--- start of Given data ---

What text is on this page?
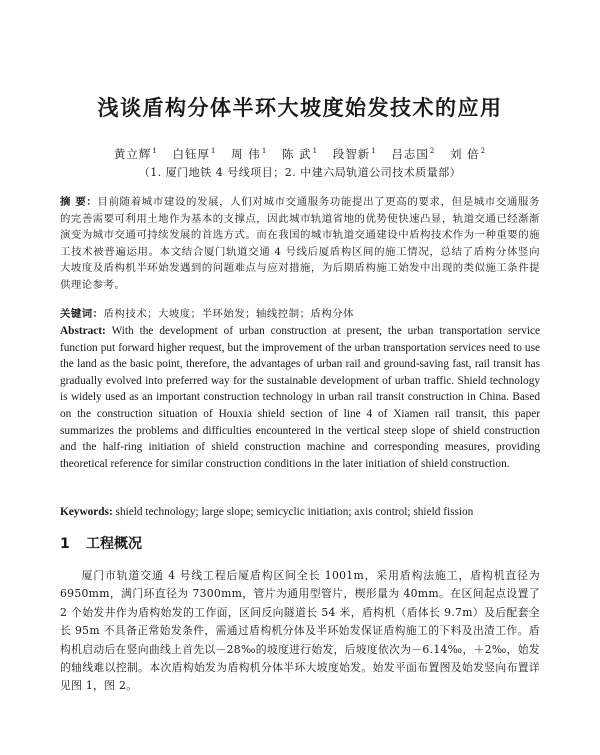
浅谈盾构分体半环大坡度始发技术的应用
黄立辉$^1$ 白钰厚$^1$ 周 伟$^1$ 陈 武$^1$ 段智新$^1$ 吕志国$^2$ 刘 倍$^2$
（1. 厦门地铁 4 号线项目；2. 中建六局轨道公司技术质量部）
摘 要：目前随着城市建设的发展，人们对城市交通服务功能提出了更高的要求，但是城市交通服务的完善需要可利用土地作为基本的支撑点，因此城市轨道省地的优势使快速凸显，轨道交通已经渐渐演变为城市交通可持续发展的首选方式。而在我国的城市轨道交通建设中盾构技术作为一种重要的施工技术被普遍运用。本文结合厦门轨道交通 4 号线后厦盾构区间的施工情况，总结了盾构分体竖向大坡度及盾构机半环始发遇到的问题难点与应对措施，为后期盾构施工始发中出现的类似施工条件提供理论参考。
关键词：盾构技术；大坡度；半环始发；轴线控制；盾构分体
Abstract: With the development of urban construction at present, the urban transportation service function put forward higher request, but the improvement of the urban transportation services need to use the land as the basic point, therefore, the advantages of urban rail and ground-saving fast, rail transit has gradually evolved into preferred way for the sustainable development of urban traffic. Shield technology is widely used as an important construction technology in urban rail transit construction in China. Based on the construction situation of Houxia shield section of line 4 of Xiamen rail transit, this paper summarizes the problems and difficulties encountered in the vertical steep slope of shield construction and the half-ring initiation of shield construction machine and corresponding measures, providing theoretical reference for similar construction conditions in the later initiation of shield construction.
Keywords: shield technology; large slope; semicyclic initiation; axis control; shield fission
1 工程概况
厦门市轨道交通 4 号线工程后厦盾构区间全长 1001m，采用盾构法施工，盾构机直径为 6950mm，满门环直径为 7300mm，管片为通用型管片，楔形量为 40mm。在区间起点设置了 2 个始发井作为盾构始发的工作面，区间反向隧道长 54 米，盾构机（盾体长 9.7m）及后配套全长 95m 不具备正常始发条件，需通过盾构机分体及半环始发保证盾构施工的下料及出渣工作。盾构机启动后在竖向曲线上首先以－28‰的坡度进行始发，后坡度依次为－6.14‰，＋2‰，始发的轴线难以控制。本次盾构始发为盾构机分体半环大坡度始发。始发平面布置图及始发竖向布置详见图 1，图 2。
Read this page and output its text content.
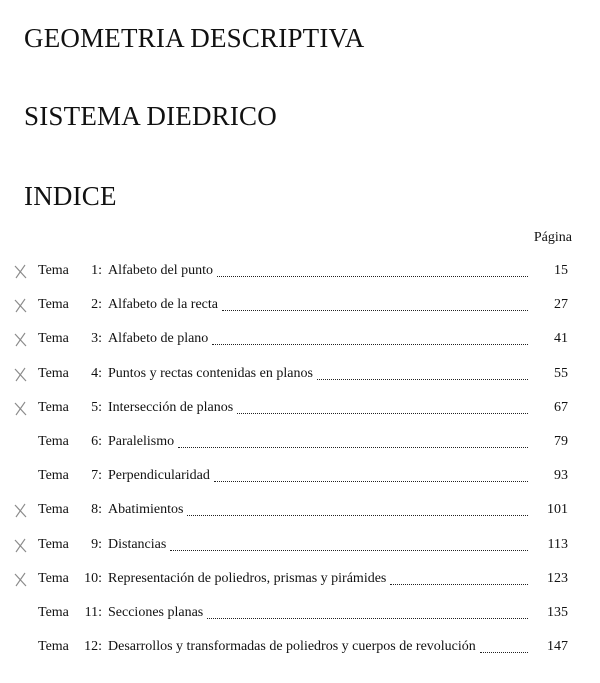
GEOMETRIA DESCRIPTIVA
SISTEMA DIEDRICO
INDICE
Página
Tema	1: Alfabeto del punto	15
Tema	2: Alfabeto de la recta	27
Tema	3: Alfabeto de plano	41
Tema	4: Puntos y rectas contenidas en planos	55
Tema	5: Intersección de planos	67
Tema	6: Paralelismo	79
Tema	7: Perpendicularidad	93
Tema	8: Abatimientos	101
Tema	9: Distancias	113
Tema	10: Representación de poliedros, prismas y pirámides	123
Tema	11: Secciones planas	135
Tema	12: Desarrollos y transformadas de poliedros y cuerpos de revolución	147
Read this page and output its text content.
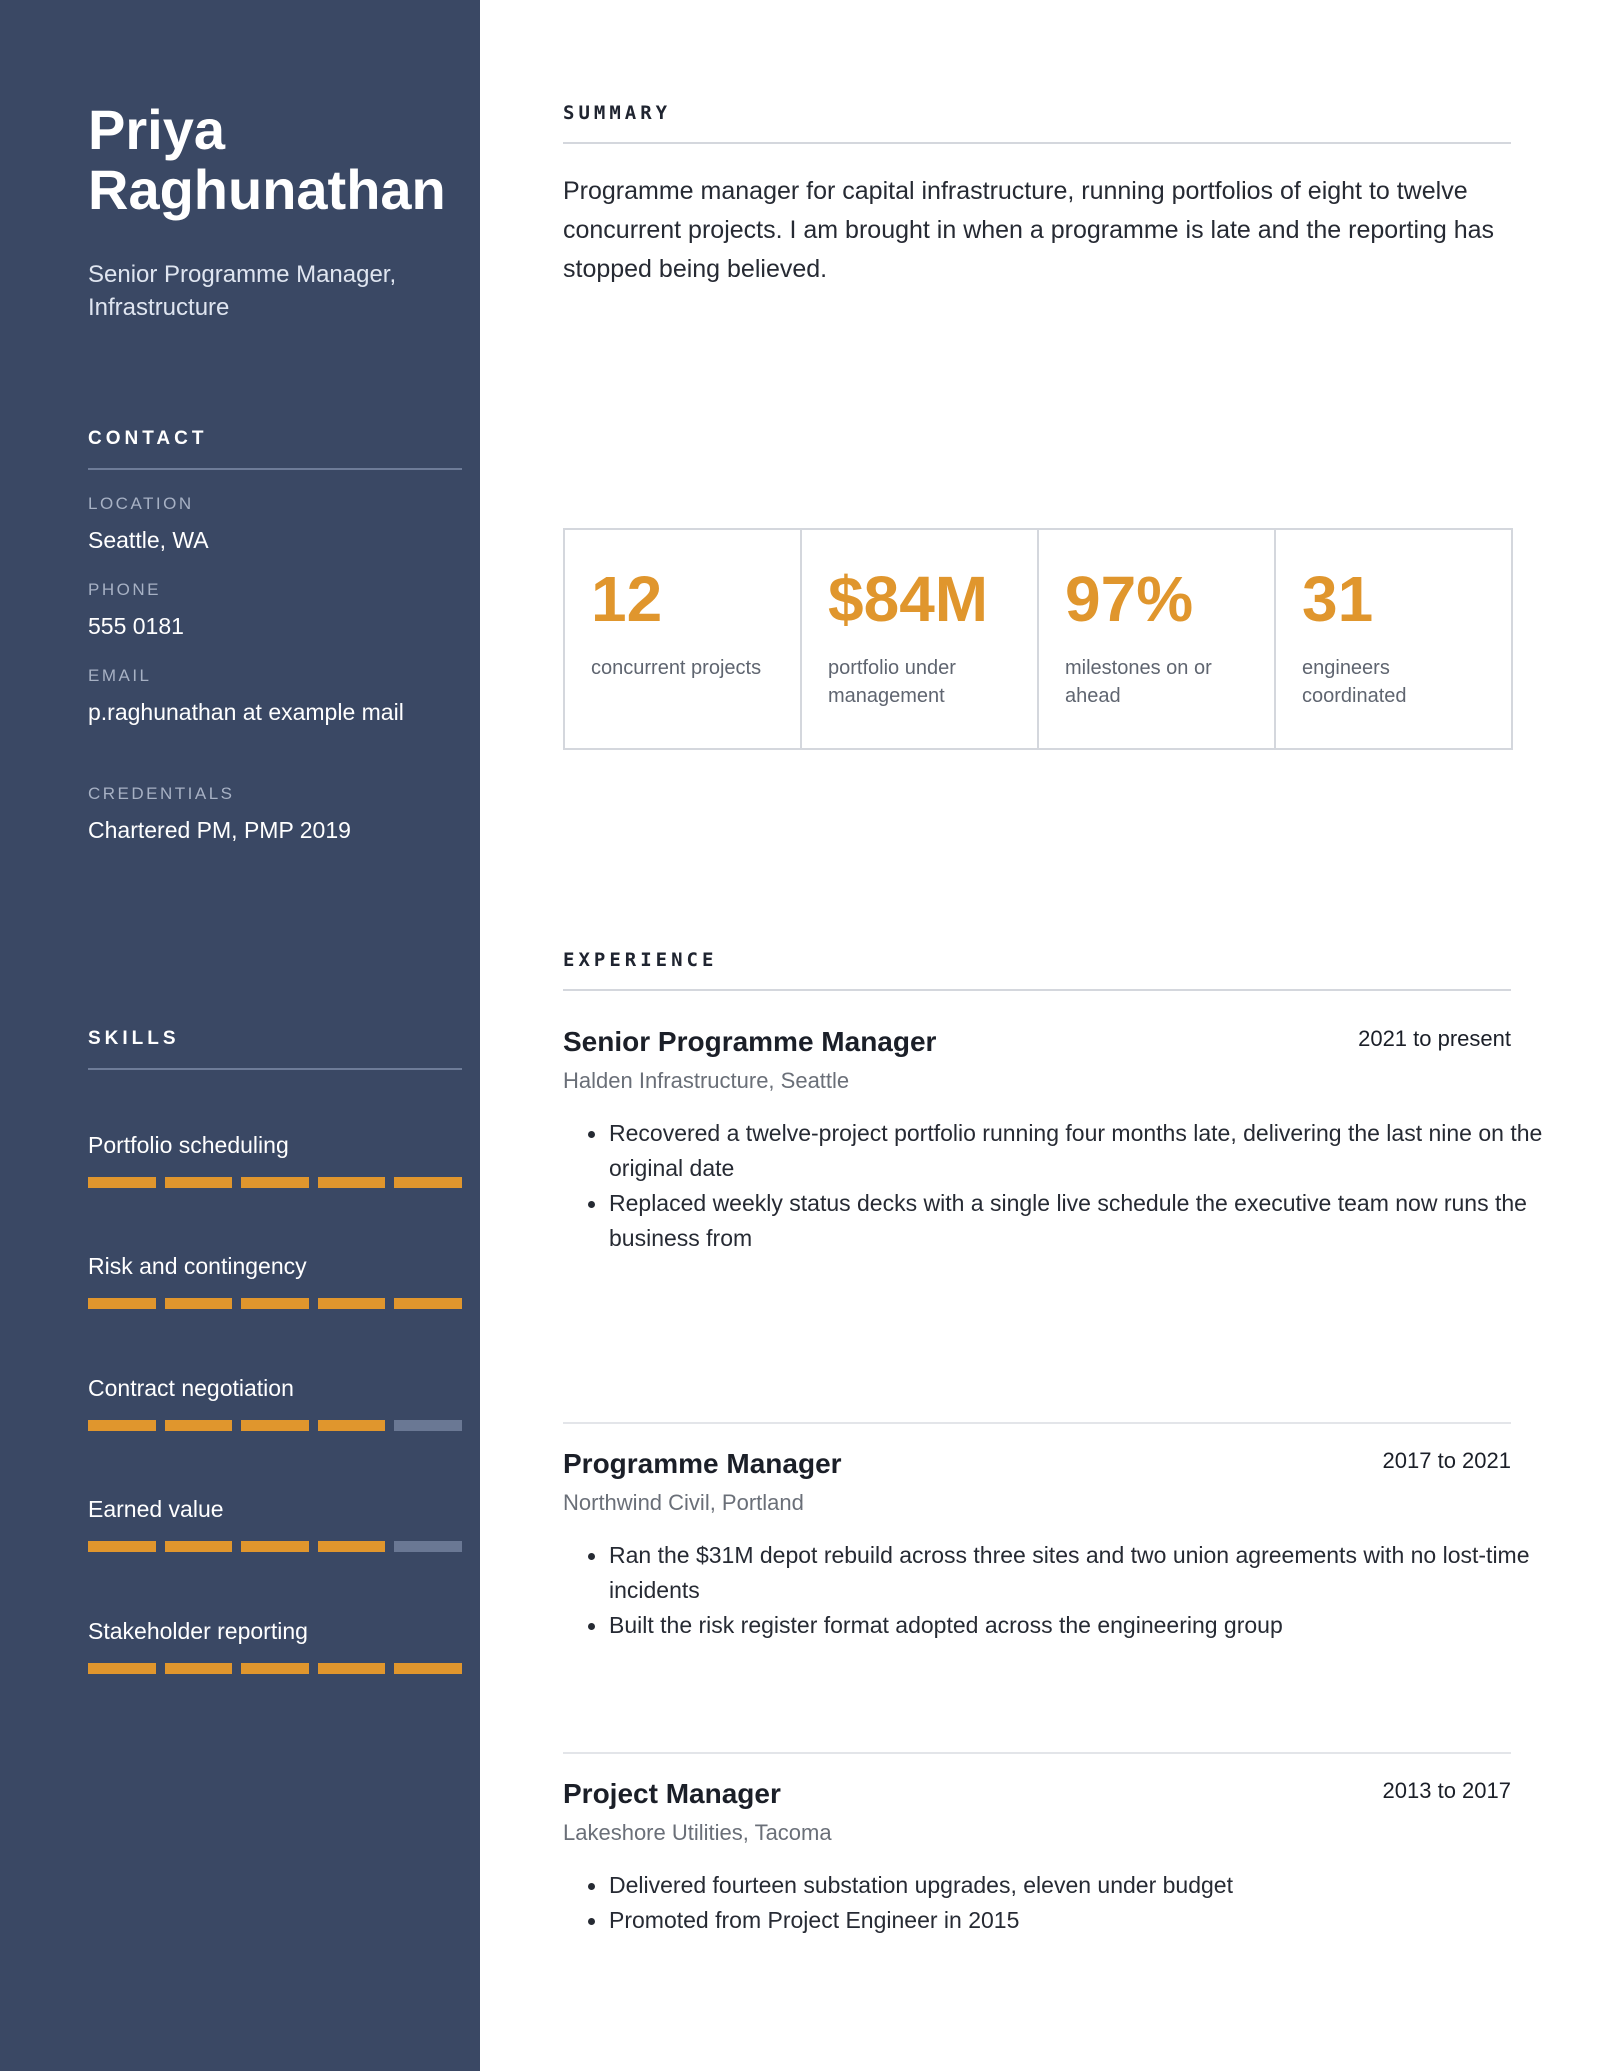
Priya
Raghunathan
Senior Programme Manager,
Infrastructure
CONTACT
LOCATION
Seattle, WA
PHONE
555 0181
EMAIL
p.raghunathan at example mail
CREDENTIALS
Chartered PM, PMP 2019
SKILLS
Portfolio scheduling
Risk and contingency
Contract negotiation
Earned value
Stakeholder reporting
SUMMARY

Programme manager for capital infrastructure, running portfolios of eight to twelve concurrent projects. I am brought in when a programme is late and the reporting has stopped being believed.

12
concurrent projects
$84M
portfolio under management
97%
milestones on or ahead
31
engineers coordinated
EXPERIENCE
Senior Programme Manager	2021 to present
Halden Infrastructure, Seattle
Recovered a twelve-project portfolio running four months late, delivering the last nine on the original date
Replaced weekly status decks with a single live schedule the executive team now runs the business from
Programme Manager	2017 to 2021
Northwind Civil, Portland
Ran the $31M depot rebuild across three sites and two union agreements with no lost-time incidents
Built the risk register format adopted across the engineering group
Project Manager	2013 to 2017
Lakeshore Utilities, Tacoma
Delivered fourteen substation upgrades, eleven under budget
Promoted from Project Engineer in 2015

--- end of Given data ---

__Description of the task__. Transcribe every line in the entries above, taking out only the images.

__Output__.
What text is on this page?
浅谈盾构分体半环大坡度始发技术的应用
黄立辉$^1$ 白钰厚$^1$ 周 伟$^1$ 陈 武$^1$ 段智新$^1$ 吕志国$^2$ 刘 倍$^2$
（1. 厦门地铁 4 号线项目；2. 中建六局轨道公司技术质量部）
摘 要：目前随着城市建设的发展，人们对城市交通服务功能提出了更高的要求，但是城市交通服务的完善需要可利用土地作为基本的支撑点，因此城市轨道省地的优势使快速凸显，轨道交通已经渐渐演变为城市交通可持续发展的首选方式。而在我国的城市轨道交通建设中盾构技术作为一种重要的施工技术被普遍运用。本文结合厦门轨道交通 4 号线后厦盾构区间的施工情况，总结了盾构分体竖向大坡度及盾构机半环始发遇到的问题难点与应对措施，为后期盾构施工始发中出现的类似施工条件提供理论参考。
关键词：盾构技术；大坡度；半环始发；轴线控制；盾构分体
Abstract: With the development of urban construction at present, the urban transportation service function put forward higher request, but the improvement of the urban transportation services need to use the land as the basic point, therefore, the advantages of urban rail and ground-saving fast, rail transit has gradually evolved into preferred way for the sustainable development of urban traffic. Shield technology is widely used as an important construction technology in urban rail transit construction in China. Based on the construction situation of Houxia shield section of line 4 of Xiamen rail transit, this paper summarizes the problems and difficulties encountered in the vertical steep slope of shield construction and the half-ring initiation of shield construction machine and corresponding measures, providing theoretical reference for similar construction conditions in the later initiation of shield construction.
Keywords: shield technology; large slope; semicyclic initiation; axis control; shield fission
1 工程概况
厦门市轨道交通 4 号线工程后厦盾构区间全长 1001m，采用盾构法施工，盾构机直径为 6950mm，满门环直径为 7300mm，管片为通用型管片，楔形量为 40mm。在区间起点设置了 2 个始发井作为盾构始发的工作面，区间反向隧道长 54 米，盾构机（盾体长 9.7m）及后配套全长 95m 不具备正常始发条件，需通过盾构机分体及半环始发保证盾构施工的下料及出渣工作。盾构机启动后在竖向曲线上首先以－28‰的坡度进行始发，后坡度依次为－6.14‰，＋2‰，始发的轴线难以控制。本次盾构始发为盾构机分体半环大坡度始发。始发平面布置图及始发竖向布置详见图 1，图 2。
Read this page and output its text content.
GEOMETRIA DESCRIPTIVA
SISTEMA DIEDRICO
INDICE
Página
Tema	1: Alfabeto del punto	15
Tema	2: Alfabeto de la recta	27
Tema	3: Alfabeto de plano	41
Tema	4: Puntos y rectas contenidas en planos	55
Tema	5: Intersección de planos	67
Tema	6: Paralelismo	79
Tema	7: Perpendicularidad	93
Tema	8: Abatimientos	101
Tema	9: Distancias	113
Tema	10: Representación de poliedros, prismas y pirámides	123
Tema	11: Secciones planas	135
Tema	12: Desarrollos y transformadas de poliedros y cuerpos de revolución	147
Read this page and output its text content.
Priya
Raghunathan
Senior Programme Manager,
Infrastructure
CONTACT
LOCATION
Seattle, WA
PHONE
555 0181
EMAIL
p.raghunathan at example mail
CREDENTIALS
Chartered PM, PMP 2019
SKILLS
Portfolio scheduling
Risk and contingency
Contract negotiation
Earned value
Stakeholder reporting
SUMMARY

Programme manager for capital infrastructure, running portfolios of eight to twelve concurrent projects. I am brought in when a programme is late and the reporting has stopped being believed.

12
concurrent projects
$84M
portfolio under management
97%
milestones on or ahead
31
engineers coordinated
EXPERIENCE
Senior Programme Manager	2021 to present
Halden Infrastructure, Seattle
Recovered a twelve-project portfolio running four months late, delivering the last nine on the original date
Replaced weekly status decks with a single live schedule the executive team now runs the business from
Programme Manager	2017 to 2021
Northwind Civil, Portland
Ran the $31M depot rebuild across three sites and two union agreements with no lost-time incidents
Built the risk register format adopted across the engineering group
Project Manager	2013 to 2017
Lakeshore Utilities, Tacoma
Delivered fourteen substation upgrades, eleven under budget
Promoted from Project Engineer in 2015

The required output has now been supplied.